[START OF Material for this exercise]
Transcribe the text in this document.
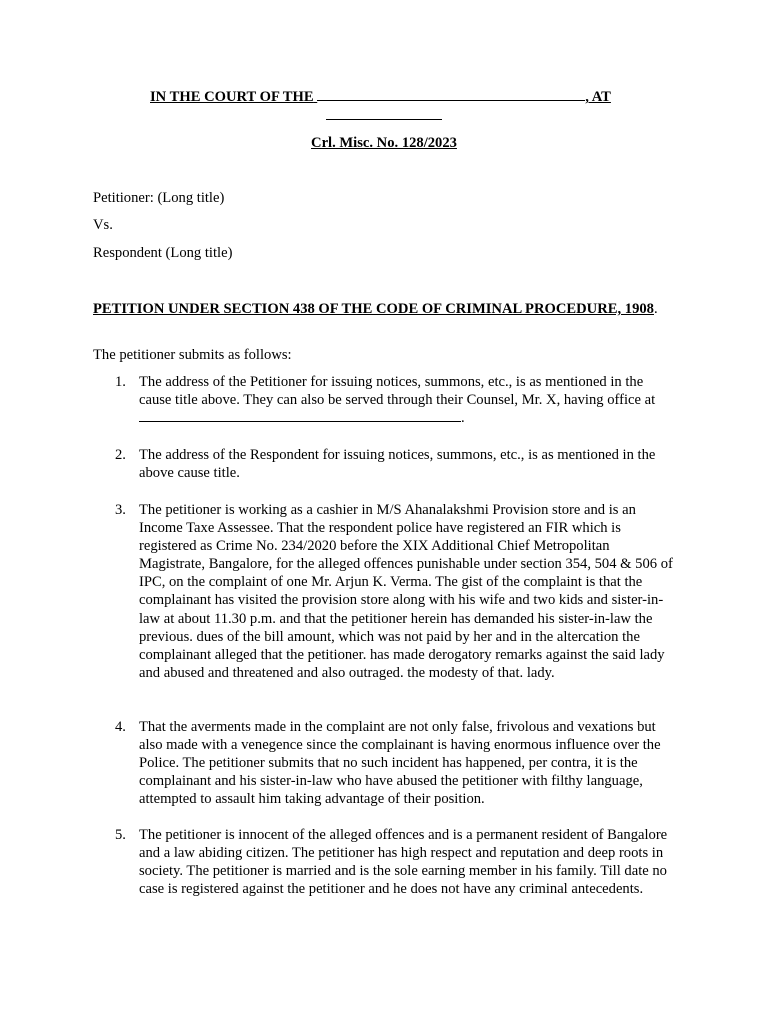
IN THE COURT OF THE	, AT
Crl. Misc. No. 128/2023
Petitioner: (Long title)
Vs.
Respondent (Long title)
PETITION UNDER SECTION 438 OF THE CODE OF CRIMINAL PROCEDURE, 1908.
The petitioner submits as follows:
1. The address of the Petitioner for issuing notices, summons, etc., is as mentioned in the cause title above. They can also be served through their Counsel, Mr. X, having office at .
2. The address of the Respondent for issuing notices, summons, etc., is as mentioned in the above cause title.
3. The petitioner is working as a cashier in M/S Ahanalakshmi Provision store and is an Income Taxe Assessee. That the respondent police have registered an FIR which is registered as Crime No. 234/2020 before the XIX Additional Chief Metropolitan Magistrate, Bangalore, for the alleged offences punishable under section 354, 504 & 506 of IPC, on the complaint of one Mr. Arjun K. Verma. The gist of the complaint is that the complainant has visited the provision store along with his wife and two kids and sister-in-law at about 11.30 p.m. and that the petitioner herein has demanded his sister-in-law the previous. dues of the bill amount, which was not paid by her and in the altercation the complainant alleged that the petitioner. has made derogatory remarks against the said lady and abused and threatened and also outraged. the modesty of that. lady.
4. That the averments made in the complaint are not only false, frivolous and vexations but also made with a venegence since the complainant is having enormous influence over the Police. The petitioner submits that no such incident has happened, per contra, it is the complainant and his sister-in-law who have abused the petitioner with filthy language, attempted to assault him taking advantage of their position.
5. The petitioner is innocent of the alleged offences and is a permanent resident of Bangalore and a law abiding citizen. The petitioner has high respect and reputation and deep roots in society. The petitioner is married and is the sole earning member in his family. Till date no case is registered against the petitioner and he does not have any criminal antecedents.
[END OF Material for this exercise]
Problem description - Search the records for the string "cause" and return every line in which it occurs.

Response to this exercise -
1. The address of the Petitioner for issuing notices, summons, etc., is as mentioned in the cause title above. They can also be served through their Counsel, Mr. X, having office at .
2. The address of the Respondent for issuing notices, summons, etc., is as mentioned in the above cause title.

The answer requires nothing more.